[Collected data entries]
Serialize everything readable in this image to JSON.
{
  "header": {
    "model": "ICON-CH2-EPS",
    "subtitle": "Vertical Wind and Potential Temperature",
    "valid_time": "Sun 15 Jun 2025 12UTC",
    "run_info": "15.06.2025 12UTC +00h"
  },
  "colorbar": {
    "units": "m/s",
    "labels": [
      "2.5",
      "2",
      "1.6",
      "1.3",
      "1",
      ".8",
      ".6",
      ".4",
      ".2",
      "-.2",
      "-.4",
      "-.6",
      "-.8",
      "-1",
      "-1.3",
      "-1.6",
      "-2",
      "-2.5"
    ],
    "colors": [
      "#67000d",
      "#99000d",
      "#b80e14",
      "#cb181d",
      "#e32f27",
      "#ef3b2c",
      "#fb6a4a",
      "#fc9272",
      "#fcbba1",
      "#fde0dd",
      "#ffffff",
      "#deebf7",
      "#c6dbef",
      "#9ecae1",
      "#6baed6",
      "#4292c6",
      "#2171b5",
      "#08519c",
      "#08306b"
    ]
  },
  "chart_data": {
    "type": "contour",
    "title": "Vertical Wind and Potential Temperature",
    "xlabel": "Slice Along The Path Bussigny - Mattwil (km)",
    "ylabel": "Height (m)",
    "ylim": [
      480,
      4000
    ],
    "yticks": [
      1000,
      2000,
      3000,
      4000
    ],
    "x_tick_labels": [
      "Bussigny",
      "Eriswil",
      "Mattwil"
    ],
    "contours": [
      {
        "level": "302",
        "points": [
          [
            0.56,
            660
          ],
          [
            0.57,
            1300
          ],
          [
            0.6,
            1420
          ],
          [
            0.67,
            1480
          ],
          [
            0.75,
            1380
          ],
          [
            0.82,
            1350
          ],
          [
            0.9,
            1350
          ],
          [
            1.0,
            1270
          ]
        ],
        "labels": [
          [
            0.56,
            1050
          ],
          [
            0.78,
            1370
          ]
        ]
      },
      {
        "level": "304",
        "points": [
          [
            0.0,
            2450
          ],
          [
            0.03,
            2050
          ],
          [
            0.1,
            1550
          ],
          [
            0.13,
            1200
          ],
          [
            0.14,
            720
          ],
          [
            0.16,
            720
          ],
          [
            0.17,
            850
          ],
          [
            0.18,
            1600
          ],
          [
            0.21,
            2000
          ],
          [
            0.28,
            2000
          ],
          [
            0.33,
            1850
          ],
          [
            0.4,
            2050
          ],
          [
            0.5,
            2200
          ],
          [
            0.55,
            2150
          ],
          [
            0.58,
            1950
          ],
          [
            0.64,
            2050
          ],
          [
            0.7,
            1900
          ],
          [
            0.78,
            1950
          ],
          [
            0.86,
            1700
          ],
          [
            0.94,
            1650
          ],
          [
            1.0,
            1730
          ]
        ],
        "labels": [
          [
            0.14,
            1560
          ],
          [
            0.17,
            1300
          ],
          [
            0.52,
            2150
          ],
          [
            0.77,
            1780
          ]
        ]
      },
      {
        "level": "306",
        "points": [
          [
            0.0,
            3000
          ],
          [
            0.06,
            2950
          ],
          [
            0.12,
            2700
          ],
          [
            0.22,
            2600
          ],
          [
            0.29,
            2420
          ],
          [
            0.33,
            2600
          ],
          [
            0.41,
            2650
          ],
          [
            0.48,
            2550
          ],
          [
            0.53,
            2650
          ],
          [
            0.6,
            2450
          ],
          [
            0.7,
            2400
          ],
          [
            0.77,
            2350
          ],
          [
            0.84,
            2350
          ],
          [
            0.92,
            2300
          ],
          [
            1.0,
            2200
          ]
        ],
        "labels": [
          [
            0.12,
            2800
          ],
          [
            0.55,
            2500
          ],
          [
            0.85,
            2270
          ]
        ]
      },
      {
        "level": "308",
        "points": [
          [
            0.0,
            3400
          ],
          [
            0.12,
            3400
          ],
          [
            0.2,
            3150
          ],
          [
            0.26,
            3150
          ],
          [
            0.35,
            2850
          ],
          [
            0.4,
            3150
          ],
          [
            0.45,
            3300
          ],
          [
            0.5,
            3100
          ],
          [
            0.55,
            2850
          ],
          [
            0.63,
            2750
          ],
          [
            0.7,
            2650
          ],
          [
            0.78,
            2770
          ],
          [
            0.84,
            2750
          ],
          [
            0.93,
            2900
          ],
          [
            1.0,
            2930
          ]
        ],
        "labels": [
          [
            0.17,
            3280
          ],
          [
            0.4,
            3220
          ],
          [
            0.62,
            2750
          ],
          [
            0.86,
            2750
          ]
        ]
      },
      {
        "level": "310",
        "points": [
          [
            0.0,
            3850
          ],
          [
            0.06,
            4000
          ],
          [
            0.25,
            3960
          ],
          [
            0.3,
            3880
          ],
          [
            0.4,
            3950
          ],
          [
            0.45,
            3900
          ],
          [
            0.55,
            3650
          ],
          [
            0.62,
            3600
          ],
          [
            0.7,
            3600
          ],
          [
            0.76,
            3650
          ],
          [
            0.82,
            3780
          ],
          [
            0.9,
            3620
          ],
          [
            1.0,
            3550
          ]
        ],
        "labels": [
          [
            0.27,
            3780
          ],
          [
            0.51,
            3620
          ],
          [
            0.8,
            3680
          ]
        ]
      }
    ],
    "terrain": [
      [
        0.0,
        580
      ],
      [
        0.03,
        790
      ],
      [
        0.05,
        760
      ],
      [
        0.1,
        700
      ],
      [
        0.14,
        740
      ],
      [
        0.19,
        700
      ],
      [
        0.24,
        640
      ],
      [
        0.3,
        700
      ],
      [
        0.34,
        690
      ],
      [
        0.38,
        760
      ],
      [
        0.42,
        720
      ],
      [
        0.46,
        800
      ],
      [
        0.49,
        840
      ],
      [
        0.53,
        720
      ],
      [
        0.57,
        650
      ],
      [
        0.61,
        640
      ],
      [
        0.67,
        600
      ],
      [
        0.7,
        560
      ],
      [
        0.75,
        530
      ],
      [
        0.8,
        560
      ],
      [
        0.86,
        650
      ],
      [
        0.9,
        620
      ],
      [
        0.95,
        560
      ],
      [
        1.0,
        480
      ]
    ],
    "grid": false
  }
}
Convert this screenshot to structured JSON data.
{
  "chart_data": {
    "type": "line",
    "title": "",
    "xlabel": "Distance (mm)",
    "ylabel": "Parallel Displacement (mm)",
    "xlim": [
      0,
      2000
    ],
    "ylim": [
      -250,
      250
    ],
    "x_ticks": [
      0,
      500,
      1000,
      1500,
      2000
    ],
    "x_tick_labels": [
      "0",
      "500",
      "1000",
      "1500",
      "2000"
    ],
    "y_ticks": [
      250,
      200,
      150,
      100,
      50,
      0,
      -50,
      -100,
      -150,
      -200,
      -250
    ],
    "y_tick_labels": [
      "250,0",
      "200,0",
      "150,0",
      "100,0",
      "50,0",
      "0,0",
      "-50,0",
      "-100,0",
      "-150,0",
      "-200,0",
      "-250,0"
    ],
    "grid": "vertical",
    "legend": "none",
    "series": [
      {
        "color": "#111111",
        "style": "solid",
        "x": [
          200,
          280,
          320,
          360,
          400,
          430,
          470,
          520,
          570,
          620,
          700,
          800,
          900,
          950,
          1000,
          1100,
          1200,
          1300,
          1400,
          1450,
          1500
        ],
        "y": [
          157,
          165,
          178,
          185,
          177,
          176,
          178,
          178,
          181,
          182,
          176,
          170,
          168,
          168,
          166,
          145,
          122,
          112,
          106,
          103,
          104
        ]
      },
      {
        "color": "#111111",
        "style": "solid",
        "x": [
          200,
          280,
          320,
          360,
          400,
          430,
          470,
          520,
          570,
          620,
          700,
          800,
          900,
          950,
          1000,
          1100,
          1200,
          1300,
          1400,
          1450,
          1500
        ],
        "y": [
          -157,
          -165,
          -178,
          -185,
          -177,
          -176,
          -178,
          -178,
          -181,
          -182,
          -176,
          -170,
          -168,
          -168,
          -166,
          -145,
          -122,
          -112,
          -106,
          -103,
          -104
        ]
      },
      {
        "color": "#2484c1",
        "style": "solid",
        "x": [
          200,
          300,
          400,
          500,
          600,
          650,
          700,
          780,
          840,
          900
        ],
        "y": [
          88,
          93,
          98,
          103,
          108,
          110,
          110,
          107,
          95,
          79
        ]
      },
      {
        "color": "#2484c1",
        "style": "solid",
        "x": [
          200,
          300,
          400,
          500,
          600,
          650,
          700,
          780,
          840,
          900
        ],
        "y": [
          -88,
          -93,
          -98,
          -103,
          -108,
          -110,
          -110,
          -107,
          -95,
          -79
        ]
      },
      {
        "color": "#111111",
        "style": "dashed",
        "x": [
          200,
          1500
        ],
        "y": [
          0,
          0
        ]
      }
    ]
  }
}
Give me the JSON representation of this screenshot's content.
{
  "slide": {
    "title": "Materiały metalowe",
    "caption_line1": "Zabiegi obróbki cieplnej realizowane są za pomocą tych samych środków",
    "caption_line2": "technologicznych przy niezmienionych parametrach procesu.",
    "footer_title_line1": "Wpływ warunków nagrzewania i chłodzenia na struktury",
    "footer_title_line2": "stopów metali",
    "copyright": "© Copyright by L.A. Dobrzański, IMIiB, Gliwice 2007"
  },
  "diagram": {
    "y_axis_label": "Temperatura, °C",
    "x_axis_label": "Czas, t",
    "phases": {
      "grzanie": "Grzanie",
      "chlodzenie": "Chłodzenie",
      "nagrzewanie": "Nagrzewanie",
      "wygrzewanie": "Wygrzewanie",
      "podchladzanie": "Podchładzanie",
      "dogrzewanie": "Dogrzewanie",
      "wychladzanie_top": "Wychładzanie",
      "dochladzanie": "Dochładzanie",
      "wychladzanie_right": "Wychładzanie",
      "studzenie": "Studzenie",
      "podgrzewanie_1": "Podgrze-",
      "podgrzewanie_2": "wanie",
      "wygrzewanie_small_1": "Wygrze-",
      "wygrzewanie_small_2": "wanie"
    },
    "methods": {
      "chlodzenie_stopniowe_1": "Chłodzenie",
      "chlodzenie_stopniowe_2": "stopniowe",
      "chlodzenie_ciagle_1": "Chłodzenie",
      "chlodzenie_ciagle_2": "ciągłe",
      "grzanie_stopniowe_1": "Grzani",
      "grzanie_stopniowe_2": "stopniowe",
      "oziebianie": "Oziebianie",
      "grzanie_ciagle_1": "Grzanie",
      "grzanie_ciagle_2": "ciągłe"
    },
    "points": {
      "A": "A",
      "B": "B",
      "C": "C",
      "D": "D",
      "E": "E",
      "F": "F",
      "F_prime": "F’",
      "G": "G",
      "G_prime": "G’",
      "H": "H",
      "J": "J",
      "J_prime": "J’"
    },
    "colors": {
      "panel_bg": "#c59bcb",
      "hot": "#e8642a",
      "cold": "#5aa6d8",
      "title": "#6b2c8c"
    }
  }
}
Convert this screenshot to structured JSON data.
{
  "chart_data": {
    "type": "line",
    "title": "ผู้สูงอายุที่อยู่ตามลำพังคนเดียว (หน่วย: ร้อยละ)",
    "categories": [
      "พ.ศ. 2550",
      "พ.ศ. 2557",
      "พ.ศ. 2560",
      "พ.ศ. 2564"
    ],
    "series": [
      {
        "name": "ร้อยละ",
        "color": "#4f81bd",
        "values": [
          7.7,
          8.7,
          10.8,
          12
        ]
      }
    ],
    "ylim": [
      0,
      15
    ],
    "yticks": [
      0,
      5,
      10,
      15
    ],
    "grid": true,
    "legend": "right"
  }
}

**Request:** Read through the entries and copy each line in which "Wychładzanie" appears.

**Written reply:**
      "wychladzanie_top": "Wychładzanie",
      "wychladzanie_right": "Wychładzanie",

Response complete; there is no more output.